Within the records below, find each line that holds the string "type", then copy it.

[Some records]
_ _ _ _ _

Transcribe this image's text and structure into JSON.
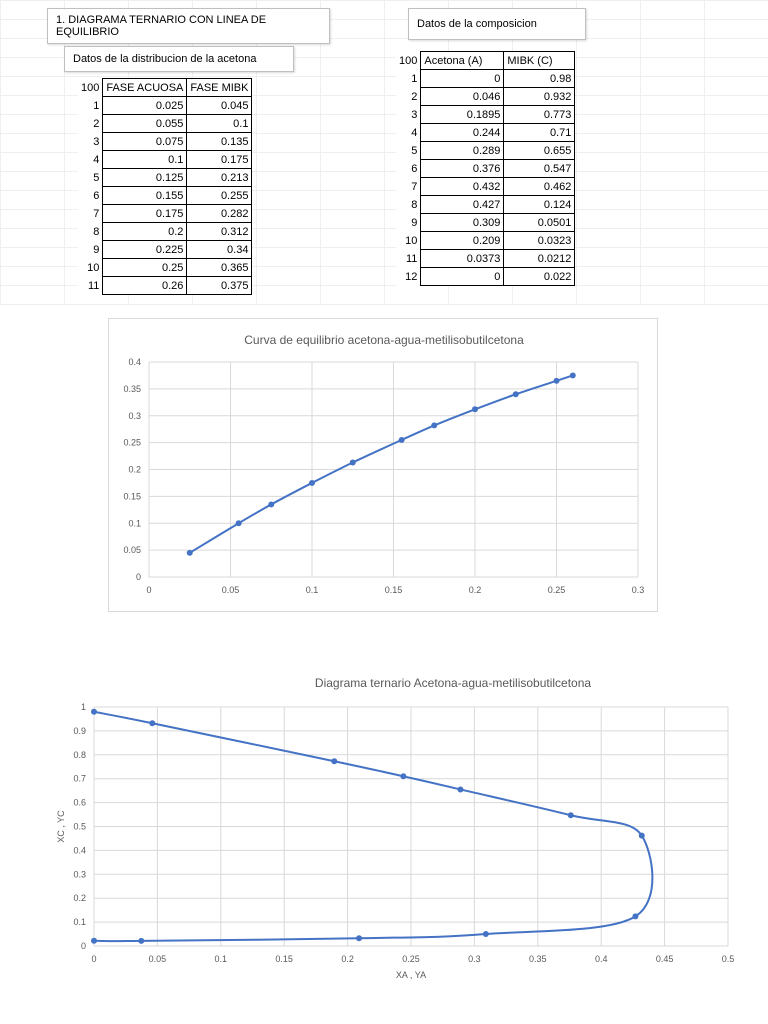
{
  "sheet": {
    "main_title": "1. DIAGRAMA TERNARIO CON LINEA DE EQUILIBRIO",
    "dist_title": "Datos de la distribucion de la acetona",
    "comp_title": "Datos de la composicion"
  },
  "dist_table": {
    "corner": "100",
    "headers": [
      "FASE ACUOSA",
      "FASE MIBK"
    ],
    "rows": [
      [
        "1",
        "0.025",
        "0.045"
      ],
      [
        "2",
        "0.055",
        "0.1"
      ],
      [
        "3",
        "0.075",
        "0.135"
      ],
      [
        "4",
        "0.1",
        "0.175"
      ],
      [
        "5",
        "0.125",
        "0.213"
      ],
      [
        "6",
        "0.155",
        "0.255"
      ],
      [
        "7",
        "0.175",
        "0.282"
      ],
      [
        "8",
        "0.2",
        "0.312"
      ],
      [
        "9",
        "0.225",
        "0.34"
      ],
      [
        "10",
        "0.25",
        "0.365"
      ],
      [
        "11",
        "0.26",
        "0.375"
      ]
    ]
  },
  "comp_table": {
    "corner": "100",
    "headers": [
      "Acetona (A)",
      "MIBK (C)"
    ],
    "rows": [
      [
        "1",
        "0",
        "0.98"
      ],
      [
        "2",
        "0.046",
        "0.932"
      ],
      [
        "3",
        "0.1895",
        "0.773"
      ],
      [
        "4",
        "0.244",
        "0.71"
      ],
      [
        "5",
        "0.289",
        "0.655"
      ],
      [
        "6",
        "0.376",
        "0.547"
      ],
      [
        "7",
        "0.432",
        "0.462"
      ],
      [
        "8",
        "0.427",
        "0.124"
      ],
      [
        "9",
        "0.309",
        "0.0501"
      ],
      [
        "10",
        "0.209",
        "0.0323"
      ],
      [
        "11",
        "0.0373",
        "0.0212"
      ],
      [
        "12",
        "0",
        "0.022"
      ]
    ]
  },
  "chart_data": [
    {
      "type": "line",
      "title": "Curva de equilibrio acetona-agua-metilisobutilcetona",
      "xlabel": "",
      "ylabel": "",
      "xlim": [
        0,
        0.3
      ],
      "ylim": [
        0,
        0.4
      ],
      "xticks": [
        "0",
        "0.05",
        "0.1",
        "0.15",
        "0.2",
        "0.25",
        "0.3"
      ],
      "yticks": [
        "0",
        "0.05",
        "0.1",
        "0.15",
        "0.2",
        "0.25",
        "0.3",
        "0.35",
        "0.4"
      ],
      "grid": true,
      "legend": "none",
      "color": "#4472c4",
      "series": [
        {
          "x": [
            0.025,
            0.055,
            0.075,
            0.1,
            0.125,
            0.155,
            0.175,
            0.2,
            0.225,
            0.25,
            0.26
          ],
          "y": [
            0.045,
            0.1,
            0.135,
            0.175,
            0.213,
            0.255,
            0.282,
            0.312,
            0.34,
            0.365,
            0.375
          ]
        }
      ]
    },
    {
      "type": "scatter",
      "title": "Diagrama ternario Acetona-agua-metilisobutilcetona",
      "xlabel": "XA , YA",
      "ylabel": "XC , YC",
      "xlim": [
        0,
        0.5
      ],
      "ylim": [
        0,
        1
      ],
      "xticks": [
        "0",
        "0.05",
        "0.1",
        "0.15",
        "0.2",
        "0.25",
        "0.3",
        "0.35",
        "0.4",
        "0.45",
        "0.5"
      ],
      "yticks": [
        "0",
        "0.1",
        "0.2",
        "0.3",
        "0.4",
        "0.5",
        "0.6",
        "0.7",
        "0.8",
        "0.9",
        "1"
      ],
      "grid": true,
      "legend": "none",
      "color": "#4472c4",
      "series": [
        {
          "x": [
            0,
            0.046,
            0.1895,
            0.244,
            0.289,
            0.376,
            0.432,
            0.427,
            0.309,
            0.209,
            0.0373,
            0
          ],
          "y": [
            0.98,
            0.932,
            0.773,
            0.71,
            0.655,
            0.547,
            0.462,
            0.124,
            0.0501,
            0.0323,
            0.0212,
            0.022
          ]
        }
      ]
    }
  ]
}
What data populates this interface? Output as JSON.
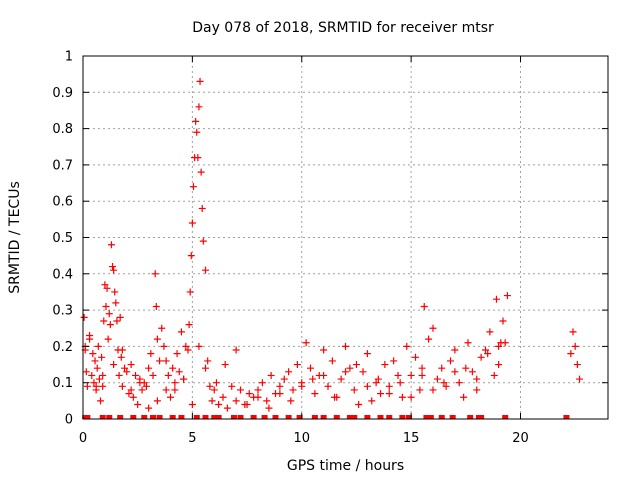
{
  "chart_data": {
    "type": "scatter",
    "title": "Day 078 of 2018, SRMTID for receiver mtsr",
    "xlabel": "GPS time / hours",
    "ylabel": "SRMTID / TECUs",
    "xlim": [
      0,
      24
    ],
    "ylim": [
      0,
      1
    ],
    "xticks": [
      0,
      5,
      10,
      15,
      20
    ],
    "yticks": [
      0,
      0.1,
      0.2,
      0.3,
      0.4,
      0.5,
      0.6,
      0.7,
      0.8,
      0.9,
      1
    ],
    "grid": true,
    "marker": "plus",
    "marker_color": "#ff0000",
    "series": [
      {
        "x": [
          0.05,
          0.1,
          0.15,
          0.2,
          0.3,
          0.4,
          0.45,
          0.5,
          0.55,
          0.6,
          0.65,
          0.7,
          0.75,
          0.8,
          0.85,
          0.9,
          0.95,
          1.0,
          1.05,
          1.1,
          1.15,
          1.2,
          1.25,
          1.3,
          1.35,
          1.4,
          1.45,
          1.5,
          1.55,
          1.6,
          1.65,
          1.7,
          1.75,
          1.8,
          1.9,
          2.0,
          2.1,
          2.2,
          2.3,
          2.4,
          2.5,
          2.6,
          2.7,
          2.8,
          2.9,
          3.0,
          3.1,
          3.2,
          3.3,
          3.35,
          3.4,
          3.5,
          3.6,
          3.7,
          3.8,
          3.9,
          4.0,
          4.1,
          4.2,
          4.3,
          4.4,
          4.5,
          4.6,
          4.7,
          4.8,
          4.85,
          4.9,
          4.95,
          5.0,
          5.05,
          5.1,
          5.15,
          5.2,
          5.25,
          5.3,
          5.35,
          5.4,
          5.45,
          5.5,
          5.6,
          5.7,
          5.8,
          5.9,
          6.0,
          6.2,
          6.4,
          6.6,
          6.8,
          7.0,
          7.2,
          7.4,
          7.6,
          7.8,
          8.0,
          8.2,
          8.4,
          8.6,
          8.8,
          9.0,
          9.2,
          9.4,
          9.6,
          9.8,
          10.0,
          10.2,
          10.4,
          10.6,
          10.8,
          11.0,
          11.2,
          11.4,
          11.6,
          11.8,
          12.0,
          12.2,
          12.4,
          12.6,
          12.8,
          13.0,
          13.2,
          13.4,
          13.6,
          13.8,
          14.0,
          14.2,
          14.4,
          14.6,
          14.8,
          15.0,
          15.2,
          15.4,
          15.5,
          15.6,
          15.8,
          16.0,
          16.2,
          16.4,
          16.6,
          16.8,
          17.0,
          17.2,
          17.4,
          17.6,
          17.8,
          18.0,
          18.2,
          18.4,
          18.6,
          18.8,
          18.9,
          19.0,
          19.1,
          19.2,
          19.4,
          22.3,
          22.4,
          22.5,
          22.6,
          22.7,
          0.1,
          0.3,
          0.6,
          0.9,
          1.4,
          1.8,
          2.2,
          2.6,
          3.0,
          3.4,
          3.8,
          4.2,
          4.6,
          5.0,
          5.3,
          5.6,
          6.1,
          6.5,
          7.0,
          7.5,
          8.0,
          8.5,
          9.0,
          9.5,
          10.0,
          10.5,
          11.0,
          11.5,
          12.0,
          12.5,
          13.0,
          13.5,
          14.0,
          14.5,
          15.0,
          15.5,
          16.0,
          16.5,
          17.0,
          17.5,
          18.0,
          18.5,
          19.0,
          19.3
        ],
        "y": [
          0.28,
          0.2,
          0.13,
          0.09,
          0.23,
          0.12,
          0.18,
          0.1,
          0.16,
          0.08,
          0.14,
          0.2,
          0.11,
          0.05,
          0.17,
          0.09,
          0.27,
          0.37,
          0.31,
          0.36,
          0.22,
          0.29,
          0.26,
          0.48,
          0.42,
          0.41,
          0.35,
          0.32,
          0.27,
          0.19,
          0.12,
          0.28,
          0.17,
          0.09,
          0.14,
          0.13,
          0.07,
          0.15,
          0.06,
          0.12,
          0.04,
          0.11,
          0.08,
          0.1,
          0.09,
          0.03,
          0.18,
          0.12,
          0.4,
          0.31,
          0.22,
          0.16,
          0.25,
          0.2,
          0.08,
          0.12,
          0.06,
          0.14,
          0.1,
          0.18,
          0.13,
          0.24,
          0.11,
          0.2,
          0.19,
          0.26,
          0.35,
          0.45,
          0.54,
          0.64,
          0.72,
          0.82,
          0.79,
          0.72,
          0.86,
          0.93,
          0.68,
          0.58,
          0.49,
          0.41,
          0.16,
          0.09,
          0.05,
          0.08,
          0.04,
          0.06,
          0.03,
          0.09,
          0.05,
          0.08,
          0.04,
          0.07,
          0.06,
          0.08,
          0.1,
          0.05,
          0.12,
          0.07,
          0.09,
          0.11,
          0.13,
          0.08,
          0.15,
          0.1,
          0.21,
          0.14,
          0.07,
          0.12,
          0.19,
          0.09,
          0.16,
          0.06,
          0.11,
          0.2,
          0.14,
          0.08,
          0.04,
          0.13,
          0.18,
          0.05,
          0.1,
          0.07,
          0.15,
          0.09,
          0.16,
          0.12,
          0.06,
          0.2,
          0.12,
          0.17,
          0.08,
          0.14,
          0.31,
          0.22,
          0.25,
          0.11,
          0.14,
          0.09,
          0.16,
          0.19,
          0.1,
          0.06,
          0.21,
          0.13,
          0.08,
          0.17,
          0.19,
          0.24,
          0.12,
          0.33,
          0.15,
          0.21,
          0.27,
          0.34,
          0.18,
          0.24,
          0.2,
          0.15,
          0.11,
          0.19,
          0.22,
          0.09,
          0.12,
          0.15,
          0.19,
          0.08,
          0.1,
          0.14,
          0.05,
          0.16,
          0.08,
          0.11,
          0.04,
          0.2,
          0.14,
          0.1,
          0.15,
          0.19,
          0.04,
          0.06,
          0.03,
          0.07,
          0.05,
          0.09,
          0.11,
          0.12,
          0.06,
          0.13,
          0.15,
          0.09,
          0.11,
          0.07,
          0.1,
          0.06,
          0.12,
          0.08,
          0.1,
          0.13,
          0.14,
          0.11,
          0.18,
          0.2,
          0.21
        ],
        "low_markers_x": [
          0.1,
          0.2,
          0.9,
          1.2,
          1.7,
          2.3,
          2.8,
          3.2,
          3.5,
          4.1,
          4.5,
          5.2,
          5.6,
          6.0,
          6.2,
          6.9,
          7.2,
          7.8,
          8.3,
          8.8,
          9.4,
          9.9,
          10.6,
          11.0,
          11.6,
          12.2,
          12.4,
          13.0,
          13.6,
          14.0,
          14.6,
          14.9,
          15.7,
          15.9,
          16.4,
          16.9,
          17.7,
          18.1,
          18.2,
          19.3,
          22.1
        ]
      }
    ]
  }
}
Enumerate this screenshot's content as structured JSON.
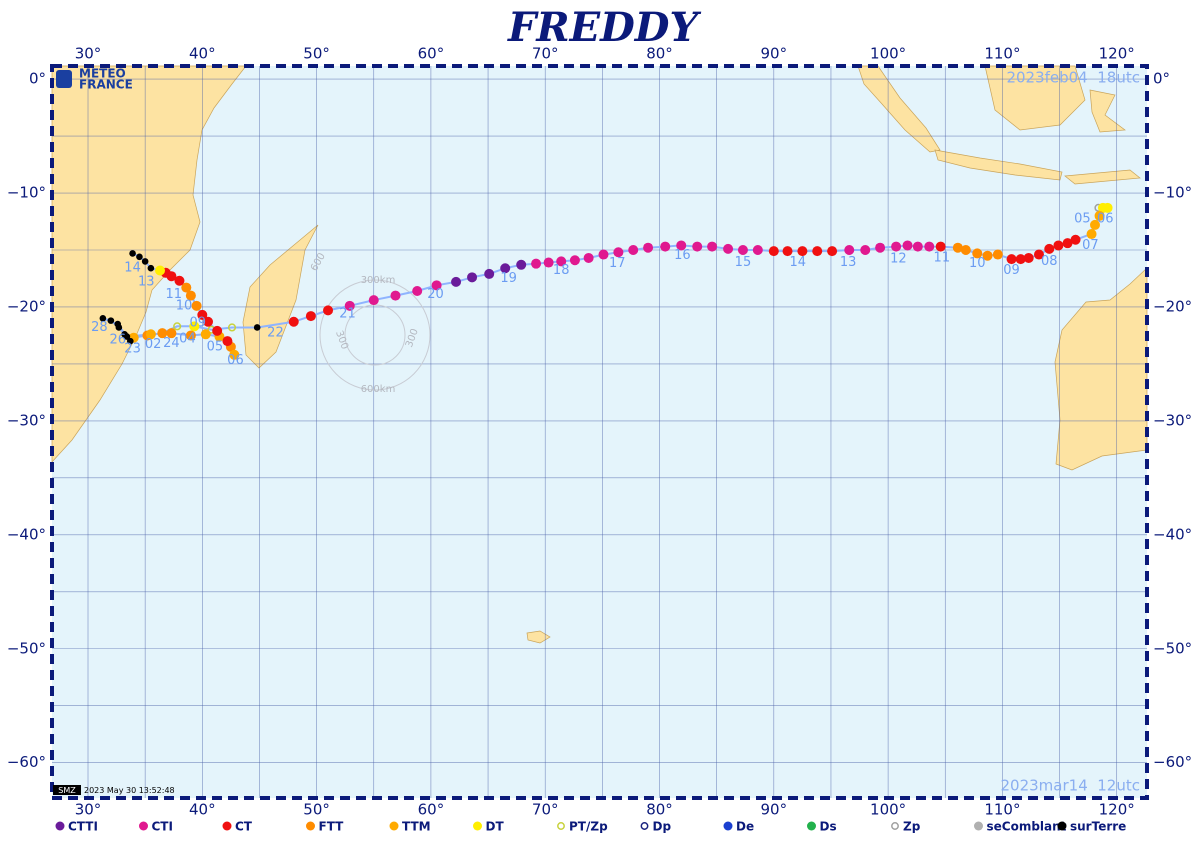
{
  "map": {
    "title": "FREDDY",
    "logo": [
      "METEO",
      "FRANCE"
    ],
    "timestamp": "2023 May 30 13:52:48",
    "stamp_badge": "SMZ",
    "start_label": "2023feb04  18utc",
    "end_label": "2023mar14  12utc",
    "lonlim": [
      26.85,
      122.65
    ],
    "latlim": [
      -63.1,
      1.15
    ],
    "lonticks": [
      {
        "value": 30,
        "label": "30°"
      },
      {
        "value": 40,
        "label": "40°"
      },
      {
        "value": 50,
        "label": "50°"
      },
      {
        "value": 60,
        "label": "60°"
      },
      {
        "value": 70,
        "label": "70°"
      },
      {
        "value": 80,
        "label": "80°"
      },
      {
        "value": 90,
        "label": "90°"
      },
      {
        "value": 100,
        "label": "100°"
      },
      {
        "value": 110,
        "label": "110°"
      },
      {
        "value": 120,
        "label": "120°"
      }
    ],
    "latticks": [
      {
        "value": 0,
        "label": "0°"
      },
      {
        "value": -10,
        "label": "−10°"
      },
      {
        "value": -20,
        "label": "−20°"
      },
      {
        "value": -30,
        "label": "−30°"
      },
      {
        "value": -40,
        "label": "−40°"
      },
      {
        "value": -50,
        "label": "−50°"
      },
      {
        "value": -60,
        "label": "−60°"
      }
    ],
    "grid": true,
    "legend": [
      {
        "name": "CTTI",
        "color": "#6a1b9a",
        "style": "filled"
      },
      {
        "name": "CTI",
        "color": "#e0198f",
        "style": "filled"
      },
      {
        "name": "CT",
        "color": "#f01010",
        "style": "filled"
      },
      {
        "name": "FTT",
        "color": "#ff8c00",
        "style": "filled"
      },
      {
        "name": "TTM",
        "color": "#ffaa00",
        "style": "filled"
      },
      {
        "name": "DT",
        "color": "#ffee00",
        "style": "filled"
      },
      {
        "name": "PT/Zp",
        "color": "#c8d23c",
        "style": "hollow"
      },
      {
        "name": "Dp",
        "color": "#1a237e",
        "style": "hollow"
      },
      {
        "name": "De",
        "color": "#1a3fd0",
        "style": "filled"
      },
      {
        "name": "Ds",
        "color": "#22b14c",
        "style": "filled"
      },
      {
        "name": "Zp",
        "color": "#a0a0a0",
        "style": "hollow"
      },
      {
        "name": "seComblant",
        "color": "#b0b0b0",
        "style": "filled"
      },
      {
        "name": "surTerre",
        "color": "#000000",
        "style": "filled"
      }
    ],
    "track_color": "#8fb4ff",
    "track": {
      "lon": [
        118.4,
        118.8,
        119.2,
        118.5,
        118.1,
        117.8,
        116.4,
        115.7,
        114.9,
        114.1,
        113.2,
        112.3,
        111.6,
        110.8,
        109.6,
        108.7,
        107.8,
        106.8,
        106.1,
        104.6,
        103.6,
        102.6,
        101.7,
        100.7,
        99.3,
        98.0,
        96.6,
        95.1,
        93.8,
        92.5,
        91.2,
        90.0,
        88.6,
        87.3,
        86.0,
        84.6,
        83.3,
        81.9,
        80.5,
        79.0,
        77.7,
        76.4,
        75.1,
        73.8,
        72.6,
        71.4,
        70.3,
        69.2,
        67.9,
        66.5,
        65.1,
        63.6,
        62.2,
        60.5,
        58.8,
        56.9,
        55.0,
        52.9,
        51.0,
        49.5,
        48.0,
        44.8,
        42.6,
        40.8,
        39.3,
        37.8,
        36.5,
        35.2,
        34.0,
        33.7,
        33.2,
        32.7,
        32.0,
        31.3,
        32.6,
        33.4,
        35.5,
        37.3,
        39.0,
        40.3,
        41.5,
        42.5,
        42.8,
        42.2,
        41.3,
        40.5,
        40.0,
        39.5,
        39.0,
        38.6,
        38.0,
        37.3,
        36.8,
        36.3,
        35.5,
        35.0,
        34.5,
        33.9
      ],
      "lat": [
        -11.3,
        -11.3,
        -11.3,
        -12.0,
        -12.8,
        -13.6,
        -14.1,
        -14.4,
        -14.6,
        -14.9,
        -15.4,
        -15.7,
        -15.8,
        -15.8,
        -15.4,
        -15.5,
        -15.3,
        -15.0,
        -14.8,
        -14.7,
        -14.7,
        -14.7,
        -14.6,
        -14.7,
        -14.8,
        -15.0,
        -15.0,
        -15.1,
        -15.1,
        -15.1,
        -15.1,
        -15.1,
        -15.0,
        -15.0,
        -14.9,
        -14.7,
        -14.7,
        -14.6,
        -14.7,
        -14.8,
        -15.0,
        -15.2,
        -15.4,
        -15.7,
        -15.9,
        -16.0,
        -16.1,
        -16.2,
        -16.3,
        -16.6,
        -17.1,
        -17.4,
        -17.8,
        -18.1,
        -18.6,
        -19.0,
        -19.4,
        -19.9,
        -20.3,
        -20.8,
        -21.3,
        -21.8,
        -21.8,
        -22.0,
        -21.7,
        -21.7,
        -22.3,
        -22.5,
        -22.7,
        -23.0,
        -22.4,
        -21.8,
        -21.2,
        -21.0,
        -21.5,
        -22.6,
        -22.4,
        -22.3,
        -22.5,
        -22.4,
        -22.6,
        -23.5,
        -24.2,
        -23.0,
        -22.1,
        -21.3,
        -20.7,
        -19.9,
        -19.0,
        -18.3,
        -17.7,
        -17.3,
        -17.0,
        -16.8,
        -16.6,
        -16.0,
        -15.6,
        -15.3
      ],
      "class": [
        "Zp",
        "DT",
        "DT",
        "TTM",
        "TTM",
        "TTM",
        "CT",
        "CT",
        "CT",
        "CT",
        "CT",
        "CT",
        "CT",
        "CT",
        "FTT",
        "FTT",
        "FTT",
        "FTT",
        "FTT",
        "CT",
        "CTI",
        "CTI",
        "CTI",
        "CTI",
        "CTI",
        "CTI",
        "CTI",
        "CT",
        "CT",
        "CT",
        "CT",
        "CT",
        "CTI",
        "CTI",
        "CTI",
        "CTI",
        "CTI",
        "CTI",
        "CTI",
        "CTI",
        "CTI",
        "CTI",
        "CTI",
        "CTI",
        "CTI",
        "CTI",
        "CTI",
        "CTI",
        "CTTI",
        "CTTI",
        "CTTI",
        "CTTI",
        "CTTI",
        "CTI",
        "CTI",
        "CTI",
        "CTI",
        "CTI",
        "CT",
        "CT",
        "CT",
        "surTerre",
        "PT/Zp",
        "PT/Zp",
        "DT",
        "PT/Zp",
        "FTT",
        "FTT",
        "TTM",
        "surTerre",
        "surTerre",
        "surTerre",
        "surTerre",
        "surTerre",
        "surTerre",
        "surTerre",
        "TTM",
        "FTT",
        "FTT",
        "TTM",
        "TTM",
        "FTT",
        "TTM",
        "CT",
        "CT",
        "CT",
        "CT",
        "FTT",
        "FTT",
        "FTT",
        "CT",
        "CT",
        "CT",
        "DT",
        "surTerre",
        "surTerre",
        "surTerre",
        "surTerre"
      ]
    },
    "day_labels": [
      {
        "text": "05",
        "lon": 117.0,
        "lat": -12.3
      },
      {
        "text": "06",
        "lon": 119.0,
        "lat": -12.3
      },
      {
        "text": "07",
        "lon": 117.7,
        "lat": -14.6
      },
      {
        "text": "08",
        "lon": 114.1,
        "lat": -16.0
      },
      {
        "text": "09",
        "lon": 110.8,
        "lat": -16.8
      },
      {
        "text": "10",
        "lon": 107.8,
        "lat": -16.2
      },
      {
        "text": "11",
        "lon": 104.7,
        "lat": -15.7
      },
      {
        "text": "12",
        "lon": 100.9,
        "lat": -15.8
      },
      {
        "text": "13",
        "lon": 96.5,
        "lat": -16.1
      },
      {
        "text": "14",
        "lon": 92.1,
        "lat": -16.1
      },
      {
        "text": "15",
        "lon": 87.3,
        "lat": -16.1
      },
      {
        "text": "16",
        "lon": 82.0,
        "lat": -15.5
      },
      {
        "text": "17",
        "lon": 76.3,
        "lat": -16.2
      },
      {
        "text": "18",
        "lon": 71.4,
        "lat": -16.8
      },
      {
        "text": "19",
        "lon": 66.8,
        "lat": -17.5
      },
      {
        "text": "20",
        "lon": 60.4,
        "lat": -18.9
      },
      {
        "text": "21",
        "lon": 52.7,
        "lat": -20.6
      },
      {
        "text": "22",
        "lon": 46.4,
        "lat": -22.3
      },
      {
        "text": "23",
        "lon": 33.9,
        "lat": -23.7
      },
      {
        "text": "24",
        "lon": 37.3,
        "lat": -23.2
      },
      {
        "text": "26",
        "lon": 32.6,
        "lat": -22.9
      },
      {
        "text": "28",
        "lon": 31.0,
        "lat": -21.8
      },
      {
        "text": "02",
        "lon": 35.7,
        "lat": -23.3
      },
      {
        "text": "04",
        "lon": 38.7,
        "lat": -22.8
      },
      {
        "text": "05",
        "lon": 41.1,
        "lat": -23.5
      },
      {
        "text": "06",
        "lon": 42.9,
        "lat": -24.7
      },
      {
        "text": "09",
        "lon": 39.6,
        "lat": -21.4
      },
      {
        "text": "10",
        "lon": 38.4,
        "lat": -19.9
      },
      {
        "text": "11",
        "lon": 37.5,
        "lat": -18.9
      },
      {
        "text": "13",
        "lon": 35.1,
        "lat": -17.8
      },
      {
        "text": "14",
        "lon": 33.9,
        "lat": -16.6
      }
    ],
    "ring_labels": [
      "300km",
      "600km",
      "300",
      "300",
      "600"
    ]
  }
}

_ _ _ _ _

• [Answer for the task]
      "type": "line",
      "type": "scatter",
    "type": "scatter",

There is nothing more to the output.